**Given request**.
Look through the lines below and extract each one that contains "المختص".

**Given entries**.

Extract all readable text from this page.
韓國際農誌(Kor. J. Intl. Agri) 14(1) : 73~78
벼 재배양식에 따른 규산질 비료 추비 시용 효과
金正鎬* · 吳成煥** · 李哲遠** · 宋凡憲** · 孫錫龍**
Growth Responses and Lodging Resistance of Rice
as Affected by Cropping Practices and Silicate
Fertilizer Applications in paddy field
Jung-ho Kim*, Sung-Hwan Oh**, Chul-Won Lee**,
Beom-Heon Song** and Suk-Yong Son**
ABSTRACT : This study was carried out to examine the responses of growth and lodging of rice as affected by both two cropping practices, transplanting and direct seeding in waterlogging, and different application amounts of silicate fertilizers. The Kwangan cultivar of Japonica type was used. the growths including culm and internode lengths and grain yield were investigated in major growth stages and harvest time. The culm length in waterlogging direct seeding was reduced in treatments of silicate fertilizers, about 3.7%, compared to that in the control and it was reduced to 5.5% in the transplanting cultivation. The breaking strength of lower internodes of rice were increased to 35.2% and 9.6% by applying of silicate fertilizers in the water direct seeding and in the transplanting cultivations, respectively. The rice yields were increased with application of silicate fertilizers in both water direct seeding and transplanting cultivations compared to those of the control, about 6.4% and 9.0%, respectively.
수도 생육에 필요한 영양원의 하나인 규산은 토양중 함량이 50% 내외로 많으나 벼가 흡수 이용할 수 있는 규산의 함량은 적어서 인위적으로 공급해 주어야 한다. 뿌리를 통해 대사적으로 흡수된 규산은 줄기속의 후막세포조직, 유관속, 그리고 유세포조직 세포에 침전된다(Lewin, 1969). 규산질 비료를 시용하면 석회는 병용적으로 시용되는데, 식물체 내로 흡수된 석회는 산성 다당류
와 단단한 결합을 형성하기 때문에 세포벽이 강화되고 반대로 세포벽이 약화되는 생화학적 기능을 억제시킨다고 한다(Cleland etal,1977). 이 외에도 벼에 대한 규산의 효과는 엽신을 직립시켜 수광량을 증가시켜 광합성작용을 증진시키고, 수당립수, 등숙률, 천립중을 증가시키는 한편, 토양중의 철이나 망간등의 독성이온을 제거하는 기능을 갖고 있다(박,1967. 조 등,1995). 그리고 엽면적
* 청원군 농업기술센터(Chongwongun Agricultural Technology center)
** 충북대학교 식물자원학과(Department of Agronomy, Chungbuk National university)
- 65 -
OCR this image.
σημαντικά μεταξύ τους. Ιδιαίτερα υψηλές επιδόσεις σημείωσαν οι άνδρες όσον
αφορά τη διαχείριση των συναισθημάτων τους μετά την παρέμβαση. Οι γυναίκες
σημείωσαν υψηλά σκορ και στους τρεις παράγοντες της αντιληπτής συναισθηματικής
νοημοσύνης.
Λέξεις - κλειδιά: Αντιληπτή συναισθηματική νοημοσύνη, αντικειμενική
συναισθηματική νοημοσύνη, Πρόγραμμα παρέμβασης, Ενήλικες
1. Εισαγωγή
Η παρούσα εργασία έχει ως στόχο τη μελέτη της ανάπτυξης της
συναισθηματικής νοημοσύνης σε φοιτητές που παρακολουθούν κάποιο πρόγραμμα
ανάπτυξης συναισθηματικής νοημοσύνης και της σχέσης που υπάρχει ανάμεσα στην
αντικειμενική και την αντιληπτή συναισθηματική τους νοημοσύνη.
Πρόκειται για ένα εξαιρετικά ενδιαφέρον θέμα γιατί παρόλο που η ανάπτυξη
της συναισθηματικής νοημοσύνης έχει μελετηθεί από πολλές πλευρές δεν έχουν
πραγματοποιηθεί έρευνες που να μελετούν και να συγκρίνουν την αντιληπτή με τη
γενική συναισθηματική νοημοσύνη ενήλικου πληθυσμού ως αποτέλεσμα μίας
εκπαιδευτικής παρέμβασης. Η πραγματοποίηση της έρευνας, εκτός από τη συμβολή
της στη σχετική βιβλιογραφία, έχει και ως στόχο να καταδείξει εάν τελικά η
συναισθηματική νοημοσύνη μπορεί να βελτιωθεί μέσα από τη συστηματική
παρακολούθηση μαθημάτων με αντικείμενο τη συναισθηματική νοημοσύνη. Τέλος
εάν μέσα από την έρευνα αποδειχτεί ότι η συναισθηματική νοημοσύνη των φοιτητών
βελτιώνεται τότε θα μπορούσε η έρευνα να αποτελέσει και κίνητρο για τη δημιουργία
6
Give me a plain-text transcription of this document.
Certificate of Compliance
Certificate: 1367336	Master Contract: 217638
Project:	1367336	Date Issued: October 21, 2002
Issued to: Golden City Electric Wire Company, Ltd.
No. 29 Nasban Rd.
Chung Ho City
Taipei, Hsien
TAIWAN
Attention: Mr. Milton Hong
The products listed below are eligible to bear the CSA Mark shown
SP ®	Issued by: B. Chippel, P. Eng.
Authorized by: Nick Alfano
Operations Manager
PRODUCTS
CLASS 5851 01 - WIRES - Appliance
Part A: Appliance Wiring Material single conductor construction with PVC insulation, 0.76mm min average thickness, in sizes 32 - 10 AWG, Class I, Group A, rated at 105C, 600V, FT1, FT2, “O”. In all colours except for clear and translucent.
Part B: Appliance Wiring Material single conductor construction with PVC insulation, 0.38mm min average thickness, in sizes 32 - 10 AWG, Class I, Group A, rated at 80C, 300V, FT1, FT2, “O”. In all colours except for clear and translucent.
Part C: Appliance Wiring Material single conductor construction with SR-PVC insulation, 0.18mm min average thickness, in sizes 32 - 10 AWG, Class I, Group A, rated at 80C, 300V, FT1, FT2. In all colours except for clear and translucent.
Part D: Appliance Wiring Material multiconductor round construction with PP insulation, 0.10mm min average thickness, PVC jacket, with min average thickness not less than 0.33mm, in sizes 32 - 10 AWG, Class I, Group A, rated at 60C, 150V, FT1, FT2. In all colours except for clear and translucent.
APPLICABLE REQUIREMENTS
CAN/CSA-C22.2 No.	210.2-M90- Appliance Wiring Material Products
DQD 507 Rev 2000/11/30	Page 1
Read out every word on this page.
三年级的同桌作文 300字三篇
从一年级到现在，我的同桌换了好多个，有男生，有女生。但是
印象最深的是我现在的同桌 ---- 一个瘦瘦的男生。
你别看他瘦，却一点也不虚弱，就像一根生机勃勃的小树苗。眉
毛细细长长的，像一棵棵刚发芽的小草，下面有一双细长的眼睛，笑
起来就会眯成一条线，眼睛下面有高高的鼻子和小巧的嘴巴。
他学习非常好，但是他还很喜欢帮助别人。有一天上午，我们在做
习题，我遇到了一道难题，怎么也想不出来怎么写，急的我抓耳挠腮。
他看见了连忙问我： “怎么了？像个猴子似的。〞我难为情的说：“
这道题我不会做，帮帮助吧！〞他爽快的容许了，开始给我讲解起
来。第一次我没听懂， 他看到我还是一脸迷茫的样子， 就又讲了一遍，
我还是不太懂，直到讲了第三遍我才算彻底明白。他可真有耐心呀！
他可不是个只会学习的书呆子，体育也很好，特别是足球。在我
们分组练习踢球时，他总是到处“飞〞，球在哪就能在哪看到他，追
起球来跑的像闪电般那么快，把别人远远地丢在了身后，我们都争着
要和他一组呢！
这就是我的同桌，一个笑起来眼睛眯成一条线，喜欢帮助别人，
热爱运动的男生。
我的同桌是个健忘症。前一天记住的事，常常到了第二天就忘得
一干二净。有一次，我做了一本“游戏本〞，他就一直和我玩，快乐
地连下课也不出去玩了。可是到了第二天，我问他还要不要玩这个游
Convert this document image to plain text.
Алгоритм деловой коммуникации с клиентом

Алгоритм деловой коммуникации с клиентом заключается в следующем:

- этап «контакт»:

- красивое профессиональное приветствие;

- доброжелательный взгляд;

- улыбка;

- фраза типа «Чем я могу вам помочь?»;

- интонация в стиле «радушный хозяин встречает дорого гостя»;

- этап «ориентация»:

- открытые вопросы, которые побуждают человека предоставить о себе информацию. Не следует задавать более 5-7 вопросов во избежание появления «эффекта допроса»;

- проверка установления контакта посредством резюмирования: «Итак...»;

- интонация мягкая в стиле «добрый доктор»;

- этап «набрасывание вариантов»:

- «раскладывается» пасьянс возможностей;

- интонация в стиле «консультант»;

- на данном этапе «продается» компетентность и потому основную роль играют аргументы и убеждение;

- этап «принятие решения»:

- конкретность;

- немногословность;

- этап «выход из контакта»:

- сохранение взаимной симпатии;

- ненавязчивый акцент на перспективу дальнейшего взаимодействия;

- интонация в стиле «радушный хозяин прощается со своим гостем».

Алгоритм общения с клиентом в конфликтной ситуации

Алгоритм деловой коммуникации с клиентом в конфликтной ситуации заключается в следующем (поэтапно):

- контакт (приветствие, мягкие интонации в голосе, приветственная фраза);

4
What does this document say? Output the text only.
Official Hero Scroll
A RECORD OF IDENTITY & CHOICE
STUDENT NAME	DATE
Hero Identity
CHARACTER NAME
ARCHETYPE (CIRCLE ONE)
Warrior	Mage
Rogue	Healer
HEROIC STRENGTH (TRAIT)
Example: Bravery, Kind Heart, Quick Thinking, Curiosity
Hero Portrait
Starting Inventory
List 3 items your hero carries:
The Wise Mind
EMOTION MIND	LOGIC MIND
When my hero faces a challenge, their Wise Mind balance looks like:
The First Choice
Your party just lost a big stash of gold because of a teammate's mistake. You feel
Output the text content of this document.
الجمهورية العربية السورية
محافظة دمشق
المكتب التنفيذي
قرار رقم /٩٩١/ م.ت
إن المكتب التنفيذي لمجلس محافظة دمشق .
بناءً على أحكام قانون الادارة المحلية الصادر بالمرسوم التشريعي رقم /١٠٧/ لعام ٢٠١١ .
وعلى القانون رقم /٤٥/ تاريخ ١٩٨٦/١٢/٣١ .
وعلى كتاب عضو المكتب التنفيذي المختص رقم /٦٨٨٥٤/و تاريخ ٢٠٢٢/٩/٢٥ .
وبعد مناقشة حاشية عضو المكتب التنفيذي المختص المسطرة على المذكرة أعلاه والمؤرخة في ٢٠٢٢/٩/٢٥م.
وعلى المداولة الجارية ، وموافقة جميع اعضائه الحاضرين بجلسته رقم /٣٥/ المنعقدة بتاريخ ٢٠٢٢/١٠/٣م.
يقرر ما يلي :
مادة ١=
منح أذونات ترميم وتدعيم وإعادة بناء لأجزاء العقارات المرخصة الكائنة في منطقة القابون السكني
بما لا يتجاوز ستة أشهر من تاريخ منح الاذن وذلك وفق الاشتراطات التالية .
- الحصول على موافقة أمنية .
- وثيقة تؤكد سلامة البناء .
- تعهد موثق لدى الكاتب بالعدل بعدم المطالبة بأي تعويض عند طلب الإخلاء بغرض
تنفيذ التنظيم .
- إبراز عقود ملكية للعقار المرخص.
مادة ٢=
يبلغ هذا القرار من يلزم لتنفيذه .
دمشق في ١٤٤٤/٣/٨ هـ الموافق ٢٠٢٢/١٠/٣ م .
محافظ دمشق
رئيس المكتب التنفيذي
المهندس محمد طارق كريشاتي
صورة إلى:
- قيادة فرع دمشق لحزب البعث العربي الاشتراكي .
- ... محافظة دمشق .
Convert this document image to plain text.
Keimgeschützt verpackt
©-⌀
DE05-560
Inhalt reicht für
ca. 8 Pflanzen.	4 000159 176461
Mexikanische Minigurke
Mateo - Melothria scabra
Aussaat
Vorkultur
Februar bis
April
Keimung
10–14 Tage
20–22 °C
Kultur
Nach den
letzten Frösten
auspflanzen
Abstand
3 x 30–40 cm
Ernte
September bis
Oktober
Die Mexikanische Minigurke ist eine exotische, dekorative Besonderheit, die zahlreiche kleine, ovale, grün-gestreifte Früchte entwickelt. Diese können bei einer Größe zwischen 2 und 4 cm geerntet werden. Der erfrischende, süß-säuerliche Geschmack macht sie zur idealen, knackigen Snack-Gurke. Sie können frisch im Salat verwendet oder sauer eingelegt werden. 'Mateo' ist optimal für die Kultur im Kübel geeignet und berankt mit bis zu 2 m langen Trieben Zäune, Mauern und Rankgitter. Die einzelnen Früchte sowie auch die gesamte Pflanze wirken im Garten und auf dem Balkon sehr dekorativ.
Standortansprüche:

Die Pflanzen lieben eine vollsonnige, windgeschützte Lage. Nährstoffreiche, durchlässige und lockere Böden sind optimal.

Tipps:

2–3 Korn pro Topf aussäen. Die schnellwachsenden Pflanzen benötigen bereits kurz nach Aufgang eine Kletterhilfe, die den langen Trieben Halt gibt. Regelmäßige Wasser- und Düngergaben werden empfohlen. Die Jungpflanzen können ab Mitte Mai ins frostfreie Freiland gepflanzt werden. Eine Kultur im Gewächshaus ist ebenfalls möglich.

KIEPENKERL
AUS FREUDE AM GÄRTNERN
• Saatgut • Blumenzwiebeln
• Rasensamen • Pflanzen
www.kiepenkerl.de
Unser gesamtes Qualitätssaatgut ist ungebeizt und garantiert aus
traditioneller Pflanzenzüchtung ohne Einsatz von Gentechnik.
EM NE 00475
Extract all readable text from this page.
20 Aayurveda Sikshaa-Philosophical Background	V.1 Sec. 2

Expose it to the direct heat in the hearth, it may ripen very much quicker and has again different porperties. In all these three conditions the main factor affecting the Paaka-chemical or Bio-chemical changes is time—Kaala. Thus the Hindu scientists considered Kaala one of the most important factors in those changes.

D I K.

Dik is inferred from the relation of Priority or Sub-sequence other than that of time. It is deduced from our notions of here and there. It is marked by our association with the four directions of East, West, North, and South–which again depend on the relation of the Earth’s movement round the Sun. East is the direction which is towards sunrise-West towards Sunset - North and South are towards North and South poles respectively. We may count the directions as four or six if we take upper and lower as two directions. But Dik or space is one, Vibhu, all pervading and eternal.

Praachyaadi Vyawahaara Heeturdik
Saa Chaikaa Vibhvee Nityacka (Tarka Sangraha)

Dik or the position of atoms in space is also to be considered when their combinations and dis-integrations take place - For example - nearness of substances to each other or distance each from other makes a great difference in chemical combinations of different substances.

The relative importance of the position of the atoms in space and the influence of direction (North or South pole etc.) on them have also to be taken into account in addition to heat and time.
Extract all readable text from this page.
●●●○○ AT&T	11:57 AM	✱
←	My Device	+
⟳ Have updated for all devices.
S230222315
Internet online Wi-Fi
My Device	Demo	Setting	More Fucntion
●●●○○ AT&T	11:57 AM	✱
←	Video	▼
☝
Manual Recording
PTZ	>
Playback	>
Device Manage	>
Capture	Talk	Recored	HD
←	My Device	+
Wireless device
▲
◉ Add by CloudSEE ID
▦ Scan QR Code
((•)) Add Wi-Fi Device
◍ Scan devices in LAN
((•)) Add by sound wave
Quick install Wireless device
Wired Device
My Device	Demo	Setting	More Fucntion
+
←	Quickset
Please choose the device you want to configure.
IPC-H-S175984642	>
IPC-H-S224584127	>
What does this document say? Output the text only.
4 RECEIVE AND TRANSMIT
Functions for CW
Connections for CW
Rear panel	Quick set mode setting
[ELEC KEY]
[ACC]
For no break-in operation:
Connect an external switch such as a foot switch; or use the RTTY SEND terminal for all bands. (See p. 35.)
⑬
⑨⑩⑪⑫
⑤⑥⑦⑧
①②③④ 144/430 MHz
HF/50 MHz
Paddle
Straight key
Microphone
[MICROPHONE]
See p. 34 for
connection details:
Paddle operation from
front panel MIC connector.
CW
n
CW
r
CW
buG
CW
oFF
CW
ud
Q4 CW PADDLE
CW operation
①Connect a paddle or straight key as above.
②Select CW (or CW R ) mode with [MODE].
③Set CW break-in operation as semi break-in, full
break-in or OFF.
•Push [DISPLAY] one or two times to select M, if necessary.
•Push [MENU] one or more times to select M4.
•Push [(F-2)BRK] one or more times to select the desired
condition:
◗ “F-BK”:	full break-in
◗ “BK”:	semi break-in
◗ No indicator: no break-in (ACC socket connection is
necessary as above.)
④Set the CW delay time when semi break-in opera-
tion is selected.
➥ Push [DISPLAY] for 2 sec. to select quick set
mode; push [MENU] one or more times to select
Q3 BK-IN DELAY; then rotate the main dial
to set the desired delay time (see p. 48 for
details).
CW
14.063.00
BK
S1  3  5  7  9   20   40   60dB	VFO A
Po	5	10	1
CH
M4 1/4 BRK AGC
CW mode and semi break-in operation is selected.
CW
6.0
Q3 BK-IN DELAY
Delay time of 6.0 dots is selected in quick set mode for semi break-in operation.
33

**Written answer**.
وعلى كتاب عضو المكتب التنفيذي المختص رقم /٦٨٨٥٤/و تاريخ ٢٠٢٢/٩/٢٥ .
وبعد مناقشة حاشية عضو المكتب التنفيذي المختص المسطرة على المذكرة أعلاه والمؤرخة في ٢٠٢٢/٩/٢٥م.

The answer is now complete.